* Set problem *
Write out the data again in full, exactly as it reads.

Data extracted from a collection

--

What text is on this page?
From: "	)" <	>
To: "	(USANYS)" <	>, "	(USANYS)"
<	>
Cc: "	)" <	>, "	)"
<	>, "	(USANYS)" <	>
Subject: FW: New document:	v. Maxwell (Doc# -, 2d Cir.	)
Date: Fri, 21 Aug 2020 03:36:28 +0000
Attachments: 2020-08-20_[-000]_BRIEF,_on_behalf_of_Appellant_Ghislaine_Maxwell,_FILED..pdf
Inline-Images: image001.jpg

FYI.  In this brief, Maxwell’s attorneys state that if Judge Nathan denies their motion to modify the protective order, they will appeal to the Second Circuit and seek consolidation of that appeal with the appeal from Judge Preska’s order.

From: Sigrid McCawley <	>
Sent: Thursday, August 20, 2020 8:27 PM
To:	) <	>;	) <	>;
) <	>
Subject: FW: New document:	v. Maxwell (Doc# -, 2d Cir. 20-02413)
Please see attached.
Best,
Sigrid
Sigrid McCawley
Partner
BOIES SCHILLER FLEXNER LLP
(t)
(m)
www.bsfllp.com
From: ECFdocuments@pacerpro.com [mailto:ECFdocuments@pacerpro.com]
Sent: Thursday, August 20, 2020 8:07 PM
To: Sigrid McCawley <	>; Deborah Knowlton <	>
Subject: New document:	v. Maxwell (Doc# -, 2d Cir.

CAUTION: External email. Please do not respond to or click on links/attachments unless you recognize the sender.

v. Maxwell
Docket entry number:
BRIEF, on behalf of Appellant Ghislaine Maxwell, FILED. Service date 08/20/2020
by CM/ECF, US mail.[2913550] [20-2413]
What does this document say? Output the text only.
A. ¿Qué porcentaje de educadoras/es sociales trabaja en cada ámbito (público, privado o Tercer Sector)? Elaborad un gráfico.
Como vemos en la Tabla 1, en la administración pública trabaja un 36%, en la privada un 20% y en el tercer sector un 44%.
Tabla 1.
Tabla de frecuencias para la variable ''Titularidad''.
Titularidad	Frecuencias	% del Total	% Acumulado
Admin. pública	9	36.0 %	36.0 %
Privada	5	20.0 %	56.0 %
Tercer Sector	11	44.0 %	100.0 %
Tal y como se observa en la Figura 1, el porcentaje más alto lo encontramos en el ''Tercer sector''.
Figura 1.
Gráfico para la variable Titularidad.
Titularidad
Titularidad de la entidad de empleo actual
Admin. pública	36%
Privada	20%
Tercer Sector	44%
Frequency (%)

--

* Response to the exercise *
What text is on this page?
From: "	)" <	>
To: "	(USANYS)" <	>, "	(USANYS)"
<	>
Cc: "	)" <	>, "	)"
<	>, "	(USANYS)" <	>
Subject: FW: New document:	v. Maxwell (Doc# -, 2d Cir.	)
Date: Fri, 21 Aug 2020 03:36:28 +0000
Attachments: 2020-08-20_[-000]_BRIEF,_on_behalf_of_Appellant_Ghislaine_Maxwell,_FILED..pdf
Inline-Images: image001.jpg

FYI.  In this brief, Maxwell’s attorneys state that if Judge Nathan denies their motion to modify the protective order, they will appeal to the Second Circuit and seek consolidation of that appeal with the appeal from Judge Preska’s order.

From: Sigrid McCawley <	>
Sent: Thursday, August 20, 2020 8:27 PM
To:	) <	>;	) <	>;
) <	>
Subject: FW: New document:	v. Maxwell (Doc# -, 2d Cir. 20-02413)
Please see attached.
Best,
Sigrid
Sigrid McCawley
Partner
BOIES SCHILLER FLEXNER LLP
(t)
(m)
www.bsfllp.com
From: ECFdocuments@pacerpro.com [mailto:ECFdocuments@pacerpro.com]
Sent: Thursday, August 20, 2020 8:07 PM
To: Sigrid McCawley <	>; Deborah Knowlton <	>
Subject: New document:	v. Maxwell (Doc# -, 2d Cir.

CAUTION: External email. Please do not respond to or click on links/attachments unless you recognize the sender.

v. Maxwell
Docket entry number:
BRIEF, on behalf of Appellant Ghislaine Maxwell, FILED. Service date 08/20/2020
by CM/ECF, US mail.[2913550] [20-2413]
What does this document say? Output the text only.
A. ¿Qué porcentaje de educadoras/es sociales trabaja en cada ámbito (público, privado o Tercer Sector)? Elaborad un gráfico.
Como vemos en la Tabla 1, en la administración pública trabaja un 36%, en la privada un 20% y en el tercer sector un 44%.
Tabla 1.
Tabla de frecuencias para la variable ''Titularidad''.
Titularidad	Frecuencias	% del Total	% Acumulado
Admin. pública	9	36.0 %	36.0 %
Privada	5	20.0 %	56.0 %
Tercer Sector	11	44.0 %	100.0 %
Tal y como se observa en la Figura 1, el porcentaje más alto lo encontramos en el ''Tercer sector''.
Figura 1.
Gráfico para la variable Titularidad.
Titularidad
Titularidad de la entidad de empleo actual
Admin. pública	36%
Privada	20%
Tercer Sector	44%
Frequency (%)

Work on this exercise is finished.